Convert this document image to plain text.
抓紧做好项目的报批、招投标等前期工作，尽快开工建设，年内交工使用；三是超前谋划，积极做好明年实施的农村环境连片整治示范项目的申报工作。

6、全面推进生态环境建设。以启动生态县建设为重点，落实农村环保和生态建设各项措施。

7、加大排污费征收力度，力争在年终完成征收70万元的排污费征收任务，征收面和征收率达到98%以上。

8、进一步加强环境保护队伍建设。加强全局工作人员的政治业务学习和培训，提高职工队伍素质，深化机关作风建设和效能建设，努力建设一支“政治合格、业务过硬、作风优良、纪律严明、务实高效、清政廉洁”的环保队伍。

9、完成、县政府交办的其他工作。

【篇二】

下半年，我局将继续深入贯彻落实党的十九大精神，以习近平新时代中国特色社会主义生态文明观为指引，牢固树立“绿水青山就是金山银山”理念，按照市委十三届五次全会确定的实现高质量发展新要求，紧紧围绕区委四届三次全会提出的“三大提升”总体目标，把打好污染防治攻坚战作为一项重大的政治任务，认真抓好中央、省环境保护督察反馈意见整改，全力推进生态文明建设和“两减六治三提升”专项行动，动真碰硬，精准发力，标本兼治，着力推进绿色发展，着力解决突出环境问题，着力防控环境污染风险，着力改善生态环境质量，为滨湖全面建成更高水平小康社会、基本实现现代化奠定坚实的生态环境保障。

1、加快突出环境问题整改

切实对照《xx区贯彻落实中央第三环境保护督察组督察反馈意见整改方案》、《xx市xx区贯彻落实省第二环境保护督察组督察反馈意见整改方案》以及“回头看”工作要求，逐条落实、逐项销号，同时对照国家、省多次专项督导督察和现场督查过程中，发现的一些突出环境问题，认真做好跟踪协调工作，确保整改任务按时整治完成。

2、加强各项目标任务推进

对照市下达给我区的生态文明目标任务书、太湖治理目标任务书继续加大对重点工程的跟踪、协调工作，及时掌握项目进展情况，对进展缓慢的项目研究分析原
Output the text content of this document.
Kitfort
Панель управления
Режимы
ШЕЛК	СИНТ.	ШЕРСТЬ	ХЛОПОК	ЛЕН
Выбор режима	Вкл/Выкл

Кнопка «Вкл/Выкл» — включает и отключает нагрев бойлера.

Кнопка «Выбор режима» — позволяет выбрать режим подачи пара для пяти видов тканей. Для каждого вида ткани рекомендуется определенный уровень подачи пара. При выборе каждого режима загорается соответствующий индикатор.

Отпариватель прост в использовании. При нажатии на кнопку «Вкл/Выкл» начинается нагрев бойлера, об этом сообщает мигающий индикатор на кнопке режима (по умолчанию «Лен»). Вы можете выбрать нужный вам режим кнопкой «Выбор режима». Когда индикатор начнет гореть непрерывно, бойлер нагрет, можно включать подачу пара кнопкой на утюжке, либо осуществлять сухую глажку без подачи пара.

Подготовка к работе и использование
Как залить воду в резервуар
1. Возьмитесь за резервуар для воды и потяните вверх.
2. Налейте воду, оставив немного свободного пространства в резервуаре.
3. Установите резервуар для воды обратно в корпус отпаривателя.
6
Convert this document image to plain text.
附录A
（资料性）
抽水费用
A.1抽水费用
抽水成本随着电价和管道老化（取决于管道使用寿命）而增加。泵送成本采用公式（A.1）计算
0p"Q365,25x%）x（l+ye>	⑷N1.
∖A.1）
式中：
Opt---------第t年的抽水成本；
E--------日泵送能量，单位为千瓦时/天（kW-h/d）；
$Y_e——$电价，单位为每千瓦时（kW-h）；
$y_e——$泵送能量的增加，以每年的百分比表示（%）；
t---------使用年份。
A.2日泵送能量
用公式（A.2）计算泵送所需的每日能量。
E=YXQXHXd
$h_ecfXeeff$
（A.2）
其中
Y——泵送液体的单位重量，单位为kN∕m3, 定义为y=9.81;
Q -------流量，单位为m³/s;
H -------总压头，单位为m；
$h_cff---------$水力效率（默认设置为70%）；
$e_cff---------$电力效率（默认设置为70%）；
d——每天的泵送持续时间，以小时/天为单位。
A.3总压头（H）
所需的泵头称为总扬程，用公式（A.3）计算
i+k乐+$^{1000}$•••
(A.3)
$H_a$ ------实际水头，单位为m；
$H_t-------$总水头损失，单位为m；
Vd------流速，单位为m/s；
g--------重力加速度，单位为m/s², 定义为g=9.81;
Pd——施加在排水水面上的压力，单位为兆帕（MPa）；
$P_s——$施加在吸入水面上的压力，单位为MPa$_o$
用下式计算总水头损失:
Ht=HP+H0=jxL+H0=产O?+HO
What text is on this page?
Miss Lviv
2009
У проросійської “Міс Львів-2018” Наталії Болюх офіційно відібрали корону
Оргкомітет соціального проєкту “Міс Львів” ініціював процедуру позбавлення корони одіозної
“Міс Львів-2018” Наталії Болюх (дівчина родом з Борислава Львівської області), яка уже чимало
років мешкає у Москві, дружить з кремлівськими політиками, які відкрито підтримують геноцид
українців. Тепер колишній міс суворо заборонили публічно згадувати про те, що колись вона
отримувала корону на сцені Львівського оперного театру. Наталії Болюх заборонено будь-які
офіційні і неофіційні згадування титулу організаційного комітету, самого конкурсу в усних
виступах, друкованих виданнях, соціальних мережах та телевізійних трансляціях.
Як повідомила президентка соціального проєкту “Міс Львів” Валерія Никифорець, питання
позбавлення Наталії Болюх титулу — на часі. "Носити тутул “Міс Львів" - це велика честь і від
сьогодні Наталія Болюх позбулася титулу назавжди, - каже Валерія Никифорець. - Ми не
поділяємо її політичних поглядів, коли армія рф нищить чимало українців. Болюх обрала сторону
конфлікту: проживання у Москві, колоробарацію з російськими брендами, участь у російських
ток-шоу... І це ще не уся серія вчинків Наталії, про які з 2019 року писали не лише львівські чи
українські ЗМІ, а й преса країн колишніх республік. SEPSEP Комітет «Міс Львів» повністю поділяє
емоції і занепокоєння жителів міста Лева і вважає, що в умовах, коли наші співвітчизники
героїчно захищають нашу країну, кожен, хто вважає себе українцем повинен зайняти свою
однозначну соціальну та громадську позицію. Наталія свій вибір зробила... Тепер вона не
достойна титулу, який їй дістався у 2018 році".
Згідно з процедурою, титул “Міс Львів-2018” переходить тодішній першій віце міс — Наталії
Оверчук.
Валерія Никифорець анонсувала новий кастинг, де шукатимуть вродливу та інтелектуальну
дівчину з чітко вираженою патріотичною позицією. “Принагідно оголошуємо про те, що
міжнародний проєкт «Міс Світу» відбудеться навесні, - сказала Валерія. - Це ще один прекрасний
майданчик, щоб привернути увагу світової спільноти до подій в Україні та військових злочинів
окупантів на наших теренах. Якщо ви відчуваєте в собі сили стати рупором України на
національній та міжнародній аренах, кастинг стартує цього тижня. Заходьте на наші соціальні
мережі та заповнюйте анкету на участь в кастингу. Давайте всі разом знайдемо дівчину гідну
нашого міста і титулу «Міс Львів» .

***

**Task**:
Give the complete listing a second time, exactly as it reads.

**Complete response**:
Convert this document image to plain text.
抓紧做好项目的报批、招投标等前期工作，尽快开工建设，年内交工使用；三是超前谋划，积极做好明年实施的农村环境连片整治示范项目的申报工作。

6、全面推进生态环境建设。以启动生态县建设为重点，落实农村环保和生态建设各项措施。

7、加大排污费征收力度，力争在年终完成征收70万元的排污费征收任务，征收面和征收率达到98%以上。

8、进一步加强环境保护队伍建设。加强全局工作人员的政治业务学习和培训，提高职工队伍素质，深化机关作风建设和效能建设，努力建设一支“政治合格、业务过硬、作风优良、纪律严明、务实高效、清政廉洁”的环保队伍。

9、完成、县政府交办的其他工作。

【篇二】

下半年，我局将继续深入贯彻落实党的十九大精神，以习近平新时代中国特色社会主义生态文明观为指引，牢固树立“绿水青山就是金山银山”理念，按照市委十三届五次全会确定的实现高质量发展新要求，紧紧围绕区委四届三次全会提出的“三大提升”总体目标，把打好污染防治攻坚战作为一项重大的政治任务，认真抓好中央、省环境保护督察反馈意见整改，全力推进生态文明建设和“两减六治三提升”专项行动，动真碰硬，精准发力，标本兼治，着力推进绿色发展，着力解决突出环境问题，着力防控环境污染风险，着力改善生态环境质量，为滨湖全面建成更高水平小康社会、基本实现现代化奠定坚实的生态环境保障。

1、加快突出环境问题整改

切实对照《xx区贯彻落实中央第三环境保护督察组督察反馈意见整改方案》、《xx市xx区贯彻落实省第二环境保护督察组督察反馈意见整改方案》以及“回头看”工作要求，逐条落实、逐项销号，同时对照国家、省多次专项督导督察和现场督查过程中，发现的一些突出环境问题，认真做好跟踪协调工作，确保整改任务按时整治完成。

2、加强各项目标任务推进

对照市下达给我区的生态文明目标任务书、太湖治理目标任务书继续加大对重点工程的跟踪、协调工作，及时掌握项目进展情况，对进展缓慢的项目研究分析原
Output the text content of this document.
Kitfort
Панель управления
Режимы
ШЕЛК	СИНТ.	ШЕРСТЬ	ХЛОПОК	ЛЕН
Выбор режима	Вкл/Выкл

Кнопка «Вкл/Выкл» — включает и отключает нагрев бойлера.

Кнопка «Выбор режима» — позволяет выбрать режим подачи пара для пяти видов тканей. Для каждого вида ткани рекомендуется определенный уровень подачи пара. При выборе каждого режима загорается соответствующий индикатор.

Отпариватель прост в использовании. При нажатии на кнопку «Вкл/Выкл» начинается нагрев бойлера, об этом сообщает мигающий индикатор на кнопке режима (по умолчанию «Лен»). Вы можете выбрать нужный вам режим кнопкой «Выбор режима». Когда индикатор начнет гореть непрерывно, бойлер нагрет, можно включать подачу пара кнопкой на утюжке, либо осуществлять сухую глажку без подачи пара.

Подготовка к работе и использование
Как залить воду в резервуар
1. Возьмитесь за резервуар для воды и потяните вверх.
2. Налейте воду, оставив немного свободного пространства в резервуаре.
3. Установите резервуар для воды обратно в корпус отпаривателя.
6
Convert this document image to plain text.
附录A
（资料性）
抽水费用
A.1抽水费用
抽水成本随着电价和管道老化（取决于管道使用寿命）而增加。泵送成本采用公式（A.1）计算
0p"Q365,25x%）x（l+ye>	⑷N1.
∖A.1）
式中：
Opt---------第t年的抽水成本；
E--------日泵送能量，单位为千瓦时/天（kW-h/d）；
$Y_e——$电价，单位为每千瓦时（kW-h）；
$y_e——$泵送能量的增加，以每年的百分比表示（%）；
t---------使用年份。
A.2日泵送能量
用公式（A.2）计算泵送所需的每日能量。
E=YXQXHXd
$h_ecfXeeff$
（A.2）
其中
Y——泵送液体的单位重量，单位为kN∕m3, 定义为y=9.81;
Q -------流量，单位为m³/s;
H -------总压头，单位为m；
$h_cff---------$水力效率（默认设置为70%）；
$e_cff---------$电力效率（默认设置为70%）；
d——每天的泵送持续时间，以小时/天为单位。
A.3总压头（H）
所需的泵头称为总扬程，用公式（A.3）计算
i+k乐+$^{1000}$•••
(A.3)
$H_a$ ------实际水头，单位为m；
$H_t-------$总水头损失，单位为m；
Vd------流速，单位为m/s；
g--------重力加速度，单位为m/s², 定义为g=9.81;
Pd——施加在排水水面上的压力，单位为兆帕（MPa）；
$P_s——$施加在吸入水面上的压力，单位为MPa$_o$
用下式计算总水头损失:
Ht=HP+H0=jxL+H0=产O?+HO
What text is on this page?
Miss Lviv
2009
У проросійської “Міс Львів-2018” Наталії Болюх офіційно відібрали корону
Оргкомітет соціального проєкту “Міс Львів” ініціював процедуру позбавлення корони одіозної
“Міс Львів-2018” Наталії Болюх (дівчина родом з Борислава Львівської області), яка уже чимало
років мешкає у Москві, дружить з кремлівськими політиками, які відкрито підтримують геноцид
українців. Тепер колишній міс суворо заборонили публічно згадувати про те, що колись вона
отримувала корону на сцені Львівського оперного театру. Наталії Болюх заборонено будь-які
офіційні і неофіційні згадування титулу організаційного комітету, самого конкурсу в усних
виступах, друкованих виданнях, соціальних мережах та телевізійних трансляціях.
Як повідомила президентка соціального проєкту “Міс Львів” Валерія Никифорець, питання
позбавлення Наталії Болюх титулу — на часі. "Носити тутул “Міс Львів" - це велика честь і від
сьогодні Наталія Болюх позбулася титулу назавжди, - каже Валерія Никифорець. - Ми не
поділяємо її політичних поглядів, коли армія рф нищить чимало українців. Болюх обрала сторону
конфлікту: проживання у Москві, колоробарацію з російськими брендами, участь у російських
ток-шоу... І це ще не уся серія вчинків Наталії, про які з 2019 року писали не лише львівські чи
українські ЗМІ, а й преса країн колишніх республік. SEPSEP Комітет «Міс Львів» повністю поділяє
емоції і занепокоєння жителів міста Лева і вважає, що в умовах, коли наші співвітчизники
героїчно захищають нашу країну, кожен, хто вважає себе українцем повинен зайняти свою
однозначну соціальну та громадську позицію. Наталія свій вибір зробила... Тепер вона не
достойна титулу, який їй дістався у 2018 році".
Згідно з процедурою, титул “Міс Львів-2018” переходить тодішній першій віце міс — Наталії
Оверчук.
Валерія Никифорець анонсувала новий кастинг, де шукатимуть вродливу та інтелектуальну
дівчину з чітко вираженою патріотичною позицією. “Принагідно оголошуємо про те, що
міжнародний проєкт «Міс Світу» відбудеться навесні, - сказала Валерія. - Це ще один прекрасний
майданчик, щоб привернути увагу світової спільноти до подій в Україні та військових злочинів
окупантів на наших теренах. Якщо ви відчуваєте в собі сили стати рупором України на
національній та міжнародній аренах, кастинг стартує цього тижня. Заходьте на наші соціальні
мережі та заповнюйте анкету на участь в кастингу. Давайте всі разом знайдемо дівчину гідну
нашого міста і титулу «Міс Львів» .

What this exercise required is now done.